Exercise brief: Output all of the entries below precisely as written.

Stored data
* * *
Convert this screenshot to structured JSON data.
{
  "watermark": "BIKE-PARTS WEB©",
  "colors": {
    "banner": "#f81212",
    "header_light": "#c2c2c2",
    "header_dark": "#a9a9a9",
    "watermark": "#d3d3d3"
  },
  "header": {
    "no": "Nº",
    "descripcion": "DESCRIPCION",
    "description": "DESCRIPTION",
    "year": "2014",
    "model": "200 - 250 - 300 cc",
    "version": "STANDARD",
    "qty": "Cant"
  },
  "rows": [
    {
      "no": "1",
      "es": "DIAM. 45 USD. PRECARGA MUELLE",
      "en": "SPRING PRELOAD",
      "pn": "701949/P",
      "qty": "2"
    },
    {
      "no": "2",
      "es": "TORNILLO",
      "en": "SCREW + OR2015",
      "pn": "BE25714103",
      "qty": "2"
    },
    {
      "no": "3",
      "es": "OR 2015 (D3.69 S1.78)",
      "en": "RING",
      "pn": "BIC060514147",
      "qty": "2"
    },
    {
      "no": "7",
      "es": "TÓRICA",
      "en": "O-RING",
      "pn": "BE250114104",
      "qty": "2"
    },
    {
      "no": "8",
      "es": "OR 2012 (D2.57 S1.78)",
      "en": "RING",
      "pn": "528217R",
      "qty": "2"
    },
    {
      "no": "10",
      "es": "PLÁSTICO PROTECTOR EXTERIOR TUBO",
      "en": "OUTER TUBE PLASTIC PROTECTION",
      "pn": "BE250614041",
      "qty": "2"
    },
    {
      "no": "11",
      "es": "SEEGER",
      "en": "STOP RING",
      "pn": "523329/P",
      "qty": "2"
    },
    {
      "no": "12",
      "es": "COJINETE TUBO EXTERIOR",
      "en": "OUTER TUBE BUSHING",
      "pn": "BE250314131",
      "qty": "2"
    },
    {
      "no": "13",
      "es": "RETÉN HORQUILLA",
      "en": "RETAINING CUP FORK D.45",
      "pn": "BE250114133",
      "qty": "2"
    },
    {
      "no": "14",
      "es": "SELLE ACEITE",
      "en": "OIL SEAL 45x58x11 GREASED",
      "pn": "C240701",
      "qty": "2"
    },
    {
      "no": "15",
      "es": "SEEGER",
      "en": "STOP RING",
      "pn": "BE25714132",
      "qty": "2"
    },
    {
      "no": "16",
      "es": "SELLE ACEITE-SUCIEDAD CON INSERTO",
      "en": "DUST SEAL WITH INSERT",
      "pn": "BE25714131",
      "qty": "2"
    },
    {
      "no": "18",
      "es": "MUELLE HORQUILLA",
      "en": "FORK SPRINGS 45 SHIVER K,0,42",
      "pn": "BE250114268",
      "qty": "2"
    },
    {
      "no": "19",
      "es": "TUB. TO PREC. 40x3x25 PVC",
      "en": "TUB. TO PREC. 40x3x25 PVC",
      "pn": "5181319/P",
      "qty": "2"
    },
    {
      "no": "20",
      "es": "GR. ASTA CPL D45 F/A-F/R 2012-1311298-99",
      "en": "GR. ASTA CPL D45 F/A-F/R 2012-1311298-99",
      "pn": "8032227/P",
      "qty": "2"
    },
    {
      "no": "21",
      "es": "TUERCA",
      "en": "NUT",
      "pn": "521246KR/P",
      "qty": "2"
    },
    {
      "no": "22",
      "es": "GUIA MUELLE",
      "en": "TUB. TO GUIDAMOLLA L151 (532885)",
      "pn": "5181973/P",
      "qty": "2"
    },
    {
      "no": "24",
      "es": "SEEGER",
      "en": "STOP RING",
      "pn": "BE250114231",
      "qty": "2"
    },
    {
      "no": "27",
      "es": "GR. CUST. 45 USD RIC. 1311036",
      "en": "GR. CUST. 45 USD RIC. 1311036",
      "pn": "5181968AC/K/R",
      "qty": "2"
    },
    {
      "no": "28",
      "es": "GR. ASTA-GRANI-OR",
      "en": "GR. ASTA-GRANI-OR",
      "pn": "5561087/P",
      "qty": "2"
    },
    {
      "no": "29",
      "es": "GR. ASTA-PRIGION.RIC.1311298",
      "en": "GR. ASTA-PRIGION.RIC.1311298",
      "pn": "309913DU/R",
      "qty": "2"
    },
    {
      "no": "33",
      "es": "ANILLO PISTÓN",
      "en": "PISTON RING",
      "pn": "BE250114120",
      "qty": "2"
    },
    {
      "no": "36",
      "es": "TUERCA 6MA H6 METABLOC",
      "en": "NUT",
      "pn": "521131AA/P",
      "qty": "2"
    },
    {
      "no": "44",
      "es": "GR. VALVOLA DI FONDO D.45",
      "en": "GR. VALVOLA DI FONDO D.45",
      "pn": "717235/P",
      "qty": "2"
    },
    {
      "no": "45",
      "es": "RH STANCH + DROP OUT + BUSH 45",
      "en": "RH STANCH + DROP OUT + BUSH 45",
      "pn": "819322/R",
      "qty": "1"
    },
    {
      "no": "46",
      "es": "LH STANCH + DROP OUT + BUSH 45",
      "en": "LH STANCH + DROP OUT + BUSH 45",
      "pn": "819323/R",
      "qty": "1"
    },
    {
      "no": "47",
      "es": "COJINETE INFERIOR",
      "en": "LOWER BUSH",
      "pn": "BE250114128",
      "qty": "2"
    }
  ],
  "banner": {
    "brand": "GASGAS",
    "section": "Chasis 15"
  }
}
* * *
Correct answer:
Convert this screenshot to structured JSON data.
{
  "watermark": "BIKE-PARTS WEB©",
  "colors": {
    "banner": "#f81212",
    "header_light": "#c2c2c2",
    "header_dark": "#a9a9a9",
    "watermark": "#d3d3d3"
  },
  "header": {
    "no": "Nº",
    "descripcion": "DESCRIPCION",
    "description": "DESCRIPTION",
    "year": "2014",
    "model": "200 - 250 - 300 cc",
    "version": "STANDARD",
    "qty": "Cant"
  },
  "rows": [
    {
      "no": "1",
      "es": "DIAM. 45 USD. PRECARGA MUELLE",
      "en": "SPRING PRELOAD",
      "pn": "701949/P",
      "qty": "2"
    },
    {
      "no": "2",
      "es": "TORNILLO",
      "en": "SCREW + OR2015",
      "pn": "BE25714103",
      "qty": "2"
    },
    {
      "no": "3",
      "es": "OR 2015 (D3.69 S1.78)",
      "en": "RING",
      "pn": "BIC060514147",
      "qty": "2"
    },
    {
      "no": "7",
      "es": "TÓRICA",
      "en": "O-RING",
      "pn": "BE250114104",
      "qty": "2"
    },
    {
      "no": "8",
      "es": "OR 2012 (D2.57 S1.78)",
      "en": "RING",
      "pn": "528217R",
      "qty": "2"
    },
    {
      "no": "10",
      "es": "PLÁSTICO PROTECTOR EXTERIOR TUBO",
      "en": "OUTER TUBE PLASTIC PROTECTION",
      "pn": "BE250614041",
      "qty": "2"
    },
    {
      "no": "11",
      "es": "SEEGER",
      "en": "STOP RING",
      "pn": "523329/P",
      "qty": "2"
    },
    {
      "no": "12",
      "es": "COJINETE TUBO EXTERIOR",
      "en": "OUTER TUBE BUSHING",
      "pn": "BE250314131",
      "qty": "2"
    },
    {
      "no": "13",
      "es": "RETÉN HORQUILLA",
      "en": "RETAINING CUP FORK D.45",
      "pn": "BE250114133",
      "qty": "2"
    },
    {
      "no": "14",
      "es": "SELLE ACEITE",
      "en": "OIL SEAL 45x58x11 GREASED",
      "pn": "C240701",
      "qty": "2"
    },
    {
      "no": "15",
      "es": "SEEGER",
      "en": "STOP RING",
      "pn": "BE25714132",
      "qty": "2"
    },
    {
      "no": "16",
      "es": "SELLE ACEITE-SUCIEDAD CON INSERTO",
      "en": "DUST SEAL WITH INSERT",
      "pn": "BE25714131",
      "qty": "2"
    },
    {
      "no": "18",
      "es": "MUELLE HORQUILLA",
      "en": "FORK SPRINGS 45 SHIVER K,0,42",
      "pn": "BE250114268",
      "qty": "2"
    },
    {
      "no": "19",
      "es": "TUB. TO PREC. 40x3x25 PVC",
      "en": "TUB. TO PREC. 40x3x25 PVC",
      "pn": "5181319/P",
      "qty": "2"
    },
    {
      "no": "20",
      "es": "GR. ASTA CPL D45 F/A-F/R 2012-1311298-99",
      "en": "GR. ASTA CPL D45 F/A-F/R 2012-1311298-99",
      "pn": "8032227/P",
      "qty": "2"
    },
    {
      "no": "21",
      "es": "TUERCA",
      "en": "NUT",
      "pn": "521246KR/P",
      "qty": "2"
    },
    {
      "no": "22",
      "es": "GUIA MUELLE",
      "en": "TUB. TO GUIDAMOLLA L151 (532885)",
      "pn": "5181973/P",
      "qty": "2"
    },
    {
      "no": "24",
      "es": "SEEGER",
      "en": "STOP RING",
      "pn": "BE250114231",
      "qty": "2"
    },
    {
      "no": "27",
      "es": "GR. CUST. 45 USD RIC. 1311036",
      "en": "GR. CUST. 45 USD RIC. 1311036",
      "pn": "5181968AC/K/R",
      "qty": "2"
    },
    {
      "no": "28",
      "es": "GR. ASTA-GRANI-OR",
      "en": "GR. ASTA-GRANI-OR",
      "pn": "5561087/P",
      "qty": "2"
    },
    {
      "no": "29",
      "es": "GR. ASTA-PRIGION.RIC.1311298",
      "en": "GR. ASTA-PRIGION.RIC.1311298",
      "pn": "309913DU/R",
      "qty": "2"
    },
    {
      "no": "33",
      "es": "ANILLO PISTÓN",
      "en": "PISTON RING",
      "pn": "BE250114120",
      "qty": "2"
    },
    {
      "no": "36",
      "es": "TUERCA 6MA H6 METABLOC",
      "en": "NUT",
      "pn": "521131AA/P",
      "qty": "2"
    },
    {
      "no": "44",
      "es": "GR. VALVOLA DI FONDO D.45",
      "en": "GR. VALVOLA DI FONDO D.45",
      "pn": "717235/P",
      "qty": "2"
    },
    {
      "no": "45",
      "es": "RH STANCH + DROP OUT + BUSH 45",
      "en": "RH STANCH + DROP OUT + BUSH 45",
      "pn": "819322/R",
      "qty": "1"
    },
    {
      "no": "46",
      "es": "LH STANCH + DROP OUT + BUSH 45",
      "en": "LH STANCH + DROP OUT + BUSH 45",
      "pn": "819323/R",
      "qty": "1"
    },
    {
      "no": "47",
      "es": "COJINETE INFERIOR",
      "en": "LOWER BUSH",
      "pn": "BE250114128",
      "qty": "2"
    }
  ],
  "banner": {
    "brand": "GASGAS",
    "section": "Chasis 15"
  }
}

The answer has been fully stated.